The task: Examine the records and identify each line that includes the string "المثلث". Copy those lines.

[Extracted records]
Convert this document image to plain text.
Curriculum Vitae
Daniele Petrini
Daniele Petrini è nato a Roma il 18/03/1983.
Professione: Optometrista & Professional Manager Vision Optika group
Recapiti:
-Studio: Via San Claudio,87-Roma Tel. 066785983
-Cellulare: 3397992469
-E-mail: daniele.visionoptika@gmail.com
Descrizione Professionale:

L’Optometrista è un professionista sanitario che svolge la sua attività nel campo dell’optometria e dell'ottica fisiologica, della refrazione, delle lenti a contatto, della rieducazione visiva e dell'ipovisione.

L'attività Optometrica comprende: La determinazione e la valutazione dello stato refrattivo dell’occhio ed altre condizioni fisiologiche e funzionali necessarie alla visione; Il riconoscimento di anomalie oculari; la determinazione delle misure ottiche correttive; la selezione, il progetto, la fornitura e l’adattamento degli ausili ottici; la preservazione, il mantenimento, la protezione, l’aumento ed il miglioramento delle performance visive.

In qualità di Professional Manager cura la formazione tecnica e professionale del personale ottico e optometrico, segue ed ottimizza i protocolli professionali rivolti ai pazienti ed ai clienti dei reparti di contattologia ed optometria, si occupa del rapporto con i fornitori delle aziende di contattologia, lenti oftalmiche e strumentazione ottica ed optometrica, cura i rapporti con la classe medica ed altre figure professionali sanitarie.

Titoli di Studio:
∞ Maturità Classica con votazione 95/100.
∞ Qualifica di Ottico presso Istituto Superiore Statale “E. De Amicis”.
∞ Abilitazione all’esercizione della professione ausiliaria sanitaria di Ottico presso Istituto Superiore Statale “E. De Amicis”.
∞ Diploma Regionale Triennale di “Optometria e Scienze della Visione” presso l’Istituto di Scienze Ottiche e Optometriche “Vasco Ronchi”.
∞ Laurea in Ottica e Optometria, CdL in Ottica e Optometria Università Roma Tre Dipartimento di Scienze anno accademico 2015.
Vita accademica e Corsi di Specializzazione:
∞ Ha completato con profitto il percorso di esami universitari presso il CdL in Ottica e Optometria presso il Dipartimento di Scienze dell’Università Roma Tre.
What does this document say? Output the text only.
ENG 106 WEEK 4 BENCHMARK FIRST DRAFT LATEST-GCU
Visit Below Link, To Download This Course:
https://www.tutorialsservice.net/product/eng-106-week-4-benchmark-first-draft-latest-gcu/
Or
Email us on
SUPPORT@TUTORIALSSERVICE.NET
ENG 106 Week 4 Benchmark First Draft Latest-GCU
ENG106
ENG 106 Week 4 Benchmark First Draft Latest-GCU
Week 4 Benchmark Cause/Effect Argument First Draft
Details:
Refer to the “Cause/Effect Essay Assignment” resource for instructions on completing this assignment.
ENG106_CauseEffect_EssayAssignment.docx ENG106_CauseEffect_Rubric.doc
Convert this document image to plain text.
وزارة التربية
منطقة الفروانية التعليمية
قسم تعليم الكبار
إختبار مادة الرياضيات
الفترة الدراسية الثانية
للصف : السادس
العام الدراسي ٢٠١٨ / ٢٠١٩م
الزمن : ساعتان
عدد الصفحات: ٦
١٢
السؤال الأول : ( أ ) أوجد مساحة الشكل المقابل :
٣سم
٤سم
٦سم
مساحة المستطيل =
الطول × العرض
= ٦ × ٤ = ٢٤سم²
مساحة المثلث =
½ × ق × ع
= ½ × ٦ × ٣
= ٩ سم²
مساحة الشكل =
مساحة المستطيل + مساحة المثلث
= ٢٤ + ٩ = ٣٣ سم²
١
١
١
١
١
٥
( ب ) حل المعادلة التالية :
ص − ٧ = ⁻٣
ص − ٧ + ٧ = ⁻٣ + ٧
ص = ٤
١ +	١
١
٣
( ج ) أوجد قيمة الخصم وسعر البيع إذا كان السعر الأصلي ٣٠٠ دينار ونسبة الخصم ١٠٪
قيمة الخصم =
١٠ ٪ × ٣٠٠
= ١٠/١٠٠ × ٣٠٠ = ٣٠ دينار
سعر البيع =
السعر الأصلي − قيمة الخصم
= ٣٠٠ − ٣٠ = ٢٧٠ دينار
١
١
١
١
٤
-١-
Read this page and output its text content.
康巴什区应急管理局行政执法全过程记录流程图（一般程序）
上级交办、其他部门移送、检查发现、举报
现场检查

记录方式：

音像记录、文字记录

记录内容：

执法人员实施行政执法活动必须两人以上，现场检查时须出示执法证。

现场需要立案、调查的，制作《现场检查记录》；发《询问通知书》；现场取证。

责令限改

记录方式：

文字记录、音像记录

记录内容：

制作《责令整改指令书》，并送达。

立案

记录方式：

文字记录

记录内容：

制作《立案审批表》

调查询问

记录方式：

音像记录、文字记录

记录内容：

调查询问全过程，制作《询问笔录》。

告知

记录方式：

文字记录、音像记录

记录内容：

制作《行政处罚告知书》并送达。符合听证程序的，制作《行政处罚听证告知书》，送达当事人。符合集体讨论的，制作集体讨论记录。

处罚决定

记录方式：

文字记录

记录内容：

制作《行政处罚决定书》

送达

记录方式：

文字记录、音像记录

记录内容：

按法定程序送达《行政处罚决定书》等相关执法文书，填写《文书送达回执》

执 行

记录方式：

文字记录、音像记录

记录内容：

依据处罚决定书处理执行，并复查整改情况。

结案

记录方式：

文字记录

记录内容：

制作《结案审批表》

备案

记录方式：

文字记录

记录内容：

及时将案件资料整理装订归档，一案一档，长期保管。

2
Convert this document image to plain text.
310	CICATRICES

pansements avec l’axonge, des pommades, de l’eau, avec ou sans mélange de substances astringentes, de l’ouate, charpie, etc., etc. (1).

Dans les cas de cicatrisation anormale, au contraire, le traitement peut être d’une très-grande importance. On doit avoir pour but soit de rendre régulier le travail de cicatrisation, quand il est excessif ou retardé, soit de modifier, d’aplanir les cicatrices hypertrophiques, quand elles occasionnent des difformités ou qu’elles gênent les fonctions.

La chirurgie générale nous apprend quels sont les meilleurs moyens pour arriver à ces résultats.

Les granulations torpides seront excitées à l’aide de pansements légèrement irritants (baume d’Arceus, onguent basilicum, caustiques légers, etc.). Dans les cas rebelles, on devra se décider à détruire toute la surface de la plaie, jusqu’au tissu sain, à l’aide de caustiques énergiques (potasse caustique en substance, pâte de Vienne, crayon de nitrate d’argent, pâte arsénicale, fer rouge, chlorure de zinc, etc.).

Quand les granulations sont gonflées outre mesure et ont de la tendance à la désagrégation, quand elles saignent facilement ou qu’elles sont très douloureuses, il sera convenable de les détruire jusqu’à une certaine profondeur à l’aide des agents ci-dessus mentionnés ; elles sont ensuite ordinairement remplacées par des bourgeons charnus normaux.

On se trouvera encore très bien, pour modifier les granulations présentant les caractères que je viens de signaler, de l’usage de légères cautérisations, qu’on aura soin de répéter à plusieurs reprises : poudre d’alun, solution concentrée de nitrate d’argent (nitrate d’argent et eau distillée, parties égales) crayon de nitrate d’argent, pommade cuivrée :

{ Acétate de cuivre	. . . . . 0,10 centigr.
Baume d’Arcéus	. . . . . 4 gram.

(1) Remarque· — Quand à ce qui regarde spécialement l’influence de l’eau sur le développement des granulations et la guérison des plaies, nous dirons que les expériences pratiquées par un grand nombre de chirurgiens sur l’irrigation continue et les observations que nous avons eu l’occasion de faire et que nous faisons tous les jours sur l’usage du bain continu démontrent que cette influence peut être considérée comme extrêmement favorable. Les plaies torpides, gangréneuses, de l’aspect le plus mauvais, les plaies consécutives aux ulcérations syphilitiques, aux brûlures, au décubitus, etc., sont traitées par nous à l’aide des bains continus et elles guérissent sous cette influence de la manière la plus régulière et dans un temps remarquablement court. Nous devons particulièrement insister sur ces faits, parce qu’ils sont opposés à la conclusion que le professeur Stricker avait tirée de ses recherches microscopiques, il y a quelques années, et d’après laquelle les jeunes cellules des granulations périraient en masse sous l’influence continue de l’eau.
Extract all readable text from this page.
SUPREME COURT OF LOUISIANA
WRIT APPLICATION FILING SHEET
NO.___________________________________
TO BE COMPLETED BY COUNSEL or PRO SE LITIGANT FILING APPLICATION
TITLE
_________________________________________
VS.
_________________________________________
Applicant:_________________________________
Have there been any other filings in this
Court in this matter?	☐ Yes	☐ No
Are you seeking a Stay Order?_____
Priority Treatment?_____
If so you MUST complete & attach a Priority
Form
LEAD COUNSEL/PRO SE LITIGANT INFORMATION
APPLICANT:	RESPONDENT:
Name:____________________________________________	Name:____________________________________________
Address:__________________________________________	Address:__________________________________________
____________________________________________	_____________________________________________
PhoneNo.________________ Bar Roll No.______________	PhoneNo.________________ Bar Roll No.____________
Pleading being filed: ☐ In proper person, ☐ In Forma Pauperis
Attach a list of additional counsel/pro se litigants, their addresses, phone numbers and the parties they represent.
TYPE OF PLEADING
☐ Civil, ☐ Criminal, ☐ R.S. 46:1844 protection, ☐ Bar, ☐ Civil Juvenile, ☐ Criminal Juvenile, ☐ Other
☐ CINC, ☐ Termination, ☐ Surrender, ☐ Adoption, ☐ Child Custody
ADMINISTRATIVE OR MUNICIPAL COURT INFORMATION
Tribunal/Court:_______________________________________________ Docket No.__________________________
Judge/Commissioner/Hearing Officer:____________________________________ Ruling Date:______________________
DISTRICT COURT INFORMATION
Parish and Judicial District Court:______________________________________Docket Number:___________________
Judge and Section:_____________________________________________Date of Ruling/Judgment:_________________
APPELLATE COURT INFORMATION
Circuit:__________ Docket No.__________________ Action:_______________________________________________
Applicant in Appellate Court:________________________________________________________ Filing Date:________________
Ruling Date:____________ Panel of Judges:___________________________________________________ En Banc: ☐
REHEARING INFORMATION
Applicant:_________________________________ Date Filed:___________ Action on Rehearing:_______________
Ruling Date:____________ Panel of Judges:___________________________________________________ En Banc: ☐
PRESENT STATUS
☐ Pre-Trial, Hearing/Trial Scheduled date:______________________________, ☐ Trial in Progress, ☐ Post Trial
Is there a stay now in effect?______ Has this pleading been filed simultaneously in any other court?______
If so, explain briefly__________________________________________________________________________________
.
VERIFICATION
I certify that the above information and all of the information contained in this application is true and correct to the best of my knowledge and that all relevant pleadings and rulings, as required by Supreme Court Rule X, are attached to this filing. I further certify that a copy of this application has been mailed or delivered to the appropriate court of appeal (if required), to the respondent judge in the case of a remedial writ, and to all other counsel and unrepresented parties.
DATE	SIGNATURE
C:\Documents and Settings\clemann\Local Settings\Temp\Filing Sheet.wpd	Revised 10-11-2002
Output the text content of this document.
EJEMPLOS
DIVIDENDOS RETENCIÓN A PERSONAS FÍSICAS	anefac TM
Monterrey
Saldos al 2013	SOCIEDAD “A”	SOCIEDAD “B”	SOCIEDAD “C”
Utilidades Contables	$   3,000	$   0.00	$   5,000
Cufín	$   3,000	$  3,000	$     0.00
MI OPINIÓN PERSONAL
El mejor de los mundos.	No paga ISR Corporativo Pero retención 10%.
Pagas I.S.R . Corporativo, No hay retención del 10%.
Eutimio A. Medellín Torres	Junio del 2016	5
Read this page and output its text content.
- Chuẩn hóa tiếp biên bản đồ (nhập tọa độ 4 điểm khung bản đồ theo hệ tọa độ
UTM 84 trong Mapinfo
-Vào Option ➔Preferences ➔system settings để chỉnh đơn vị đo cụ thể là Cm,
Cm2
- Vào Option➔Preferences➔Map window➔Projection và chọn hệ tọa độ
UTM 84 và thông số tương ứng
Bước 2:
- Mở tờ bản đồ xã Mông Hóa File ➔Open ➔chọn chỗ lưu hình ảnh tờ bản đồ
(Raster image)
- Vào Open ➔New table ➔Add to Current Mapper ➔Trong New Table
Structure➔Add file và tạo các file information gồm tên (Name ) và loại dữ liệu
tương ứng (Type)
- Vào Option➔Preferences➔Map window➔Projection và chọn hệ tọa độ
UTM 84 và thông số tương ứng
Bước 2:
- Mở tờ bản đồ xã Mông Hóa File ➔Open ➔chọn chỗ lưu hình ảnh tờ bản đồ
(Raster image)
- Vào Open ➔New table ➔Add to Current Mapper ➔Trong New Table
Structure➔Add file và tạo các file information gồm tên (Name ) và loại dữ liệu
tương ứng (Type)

Result of this exercise:
مساحة المثلث =
مساحة المستطيل + مساحة المثلث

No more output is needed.